Problem statement:
Repeat every line of the data exactly, but not the pictures.

▼

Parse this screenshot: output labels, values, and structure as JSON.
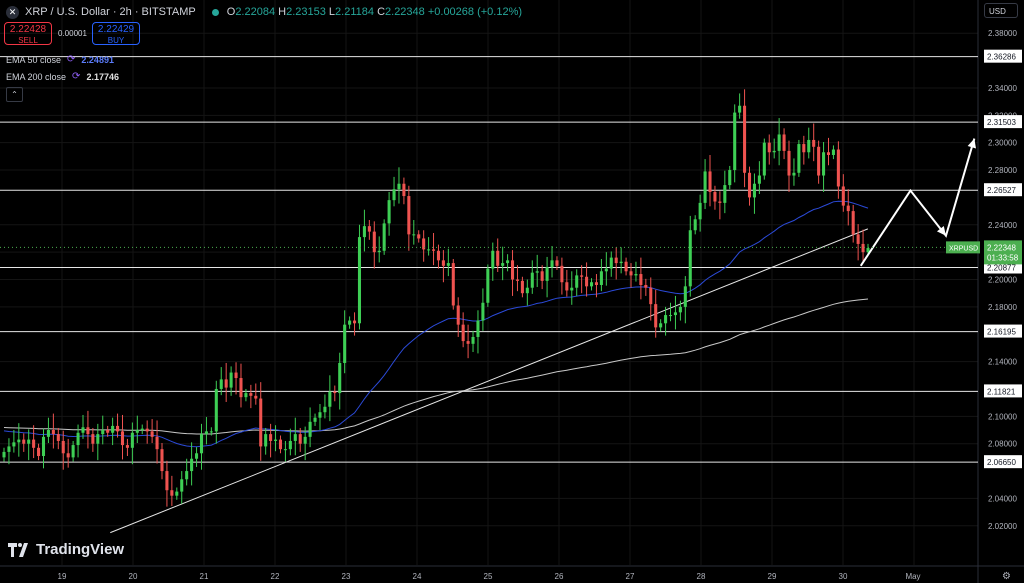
{
  "header": {
    "symbol_icon": "xrp-icon",
    "title": "XRP / U.S. Dollar · 2h · BITSTAMP",
    "open_label": "O",
    "open": "2.22084",
    "high_label": "H",
    "high": "2.23153",
    "low_label": "L",
    "low": "2.21184",
    "close_label": "C",
    "close": "2.22348",
    "change": "+0.00268 (+0.12%)"
  },
  "trade": {
    "sell_price": "2.22428",
    "sell_label": "SELL",
    "spread": "0.00001",
    "buy_price": "2.22429",
    "buy_label": "BUY"
  },
  "indicators": {
    "ema50_label": "EMA 50 close",
    "ema50_value": "2.24891",
    "ema200_label": "EMA 200 close",
    "ema200_value": "2.17746"
  },
  "currency_button": "USD",
  "branding": "TradingView",
  "colors": {
    "up": "#26a69a",
    "up_body": "#3ecf55",
    "down": "#ef5350",
    "ema50": "#2b4ad8",
    "ema200": "#c8c8c8",
    "price_tag": "#4caf50"
  },
  "chart_data": {
    "type": "candlestick",
    "interval": "2h",
    "y_axis_ticks": [
      2.38,
      2.34,
      2.32,
      2.3,
      2.28,
      2.24,
      2.22,
      2.2,
      2.18,
      2.14,
      2.1,
      2.08,
      2.04,
      2.02
    ],
    "y_axis_ticks_labels": [
      "2.38000",
      "2.34000",
      "2.32000",
      "2.30000",
      "2.28000",
      "2.24000",
      "2.22000",
      "2.20000",
      "2.18000",
      "2.14000",
      "2.10000",
      "2.08000",
      "2.04000",
      "2.02000"
    ],
    "ylim": [
      2.0045,
      2.3882
    ],
    "x_axis_ticks": [
      "19",
      "20",
      "21",
      "22",
      "23",
      "24",
      "25",
      "26",
      "27",
      "28",
      "29",
      "30",
      "May"
    ],
    "horizontal_levels": [
      2.36286,
      2.31503,
      2.26527,
      2.20877,
      2.16195,
      2.11821,
      2.0665
    ],
    "horizontal_level_labels": [
      "2.36286",
      "2.31503",
      "2.26527",
      "2.20877",
      "2.16195",
      "2.11821",
      "2.06650"
    ],
    "last_price": {
      "symbol": "XRPUSD",
      "value": "2.22348",
      "countdown": "01:33:58"
    },
    "trendline": {
      "from": [
        0.68,
        2.015
      ],
      "to": [
        11.35,
        2.237
      ]
    },
    "projection_path": [
      [
        11.25,
        2.21
      ],
      [
        11.95,
        2.265
      ],
      [
        12.45,
        2.232
      ],
      [
        12.85,
        2.303
      ]
    ],
    "closes": [
      2.074,
      2.078,
      2.081,
      2.083,
      2.08,
      2.083,
      2.077,
      2.071,
      2.085,
      2.09,
      2.087,
      2.082,
      2.073,
      2.07,
      2.079,
      2.088,
      2.092,
      2.087,
      2.08,
      2.087,
      2.09,
      2.088,
      2.093,
      2.089,
      2.079,
      2.077,
      2.088,
      2.09,
      2.091,
      2.089,
      2.085,
      2.076,
      2.06,
      2.046,
      2.042,
      2.045,
      2.054,
      2.06,
      2.069,
      2.073,
      2.087,
      2.089,
      2.089,
      2.12,
      2.127,
      2.121,
      2.132,
      2.128,
      2.114,
      2.117,
      2.115,
      2.113,
      2.078,
      2.087,
      2.082,
      2.083,
      2.076,
      2.076,
      2.082,
      2.087,
      2.08,
      2.085,
      2.096,
      2.099,
      2.103,
      2.107,
      2.118,
      2.117,
      2.139,
      2.167,
      2.17,
      2.168,
      2.231,
      2.239,
      2.235,
      2.22,
      2.221,
      2.241,
      2.258,
      2.266,
      2.27,
      2.261,
      2.233,
      2.233,
      2.23,
      2.222,
      2.222,
      2.221,
      2.214,
      2.21,
      2.212,
      2.181,
      2.167,
      2.155,
      2.153,
      2.158,
      2.17,
      2.183,
      2.208,
      2.221,
      2.21,
      2.212,
      2.214,
      2.2,
      2.199,
      2.19,
      2.194,
      2.205,
      2.206,
      2.199,
      2.209,
      2.214,
      2.21,
      2.198,
      2.192,
      2.194,
      2.203,
      2.202,
      2.195,
      2.198,
      2.196,
      2.206,
      2.208,
      2.216,
      2.212,
      2.213,
      2.206,
      2.203,
      2.204,
      2.196,
      2.194,
      2.182,
      2.165,
      2.168,
      2.174,
      2.174,
      2.176,
      2.18,
      2.195,
      2.236,
      2.244,
      2.256,
      2.279,
      2.264,
      2.257,
      2.256,
      2.269,
      2.28,
      2.322,
      2.327,
      2.278,
      2.26,
      2.27,
      2.276,
      2.3,
      2.293,
      2.294,
      2.306,
      2.294,
      2.276,
      2.278,
      2.299,
      2.293,
      2.302,
      2.297,
      2.276,
      2.293,
      2.291,
      2.295,
      2.268,
      2.254,
      2.25,
      2.233,
      2.226,
      2.22,
      2.223
    ]
  }
}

▲

Written reply:
Parse this screenshot: output labels, values, and structure as JSON.
{
  "header": {
    "symbol_icon": "xrp-icon",
    "title": "XRP / U.S. Dollar · 2h · BITSTAMP",
    "open_label": "O",
    "open": "2.22084",
    "high_label": "H",
    "high": "2.23153",
    "low_label": "L",
    "low": "2.21184",
    "close_label": "C",
    "close": "2.22348",
    "change": "+0.00268 (+0.12%)"
  },
  "trade": {
    "sell_price": "2.22428",
    "sell_label": "SELL",
    "spread": "0.00001",
    "buy_price": "2.22429",
    "buy_label": "BUY"
  },
  "indicators": {
    "ema50_label": "EMA 50 close",
    "ema50_value": "2.24891",
    "ema200_label": "EMA 200 close",
    "ema200_value": "2.17746"
  },
  "currency_button": "USD",
  "branding": "TradingView",
  "colors": {
    "up": "#26a69a",
    "up_body": "#3ecf55",
    "down": "#ef5350",
    "ema50": "#2b4ad8",
    "ema200": "#c8c8c8",
    "price_tag": "#4caf50"
  },
  "chart_data": {
    "type": "candlestick",
    "interval": "2h",
    "y_axis_ticks": [
      2.38,
      2.34,
      2.32,
      2.3,
      2.28,
      2.24,
      2.22,
      2.2,
      2.18,
      2.14,
      2.1,
      2.08,
      2.04,
      2.02
    ],
    "y_axis_ticks_labels": [
      "2.38000",
      "2.34000",
      "2.32000",
      "2.30000",
      "2.28000",
      "2.24000",
      "2.22000",
      "2.20000",
      "2.18000",
      "2.14000",
      "2.10000",
      "2.08000",
      "2.04000",
      "2.02000"
    ],
    "ylim": [
      2.0045,
      2.3882
    ],
    "x_axis_ticks": [
      "19",
      "20",
      "21",
      "22",
      "23",
      "24",
      "25",
      "26",
      "27",
      "28",
      "29",
      "30",
      "May"
    ],
    "horizontal_levels": [
      2.36286,
      2.31503,
      2.26527,
      2.20877,
      2.16195,
      2.11821,
      2.0665
    ],
    "horizontal_level_labels": [
      "2.36286",
      "2.31503",
      "2.26527",
      "2.20877",
      "2.16195",
      "2.11821",
      "2.06650"
    ],
    "last_price": {
      "symbol": "XRPUSD",
      "value": "2.22348",
      "countdown": "01:33:58"
    },
    "trendline": {
      "from": [
        0.68,
        2.015
      ],
      "to": [
        11.35,
        2.237
      ]
    },
    "projection_path": [
      [
        11.25,
        2.21
      ],
      [
        11.95,
        2.265
      ],
      [
        12.45,
        2.232
      ],
      [
        12.85,
        2.303
      ]
    ],
    "closes": [
      2.074,
      2.078,
      2.081,
      2.083,
      2.08,
      2.083,
      2.077,
      2.071,
      2.085,
      2.09,
      2.087,
      2.082,
      2.073,
      2.07,
      2.079,
      2.088,
      2.092,
      2.087,
      2.08,
      2.087,
      2.09,
      2.088,
      2.093,
      2.089,
      2.079,
      2.077,
      2.088,
      2.09,
      2.091,
      2.089,
      2.085,
      2.076,
      2.06,
      2.046,
      2.042,
      2.045,
      2.054,
      2.06,
      2.069,
      2.073,
      2.087,
      2.089,
      2.089,
      2.12,
      2.127,
      2.121,
      2.132,
      2.128,
      2.114,
      2.117,
      2.115,
      2.113,
      2.078,
      2.087,
      2.082,
      2.083,
      2.076,
      2.076,
      2.082,
      2.087,
      2.08,
      2.085,
      2.096,
      2.099,
      2.103,
      2.107,
      2.118,
      2.117,
      2.139,
      2.167,
      2.17,
      2.168,
      2.231,
      2.239,
      2.235,
      2.22,
      2.221,
      2.241,
      2.258,
      2.266,
      2.27,
      2.261,
      2.233,
      2.233,
      2.23,
      2.222,
      2.222,
      2.221,
      2.214,
      2.21,
      2.212,
      2.181,
      2.167,
      2.155,
      2.153,
      2.158,
      2.17,
      2.183,
      2.208,
      2.221,
      2.21,
      2.212,
      2.214,
      2.2,
      2.199,
      2.19,
      2.194,
      2.205,
      2.206,
      2.199,
      2.209,
      2.214,
      2.21,
      2.198,
      2.192,
      2.194,
      2.203,
      2.202,
      2.195,
      2.198,
      2.196,
      2.206,
      2.208,
      2.216,
      2.212,
      2.213,
      2.206,
      2.203,
      2.204,
      2.196,
      2.194,
      2.182,
      2.165,
      2.168,
      2.174,
      2.174,
      2.176,
      2.18,
      2.195,
      2.236,
      2.244,
      2.256,
      2.279,
      2.264,
      2.257,
      2.256,
      2.269,
      2.28,
      2.322,
      2.327,
      2.278,
      2.26,
      2.27,
      2.276,
      2.3,
      2.293,
      2.294,
      2.306,
      2.294,
      2.276,
      2.278,
      2.299,
      2.293,
      2.302,
      2.297,
      2.276,
      2.293,
      2.291,
      2.295,
      2.268,
      2.254,
      2.25,
      2.233,
      2.226,
      2.22,
      2.223
    ]
  }
}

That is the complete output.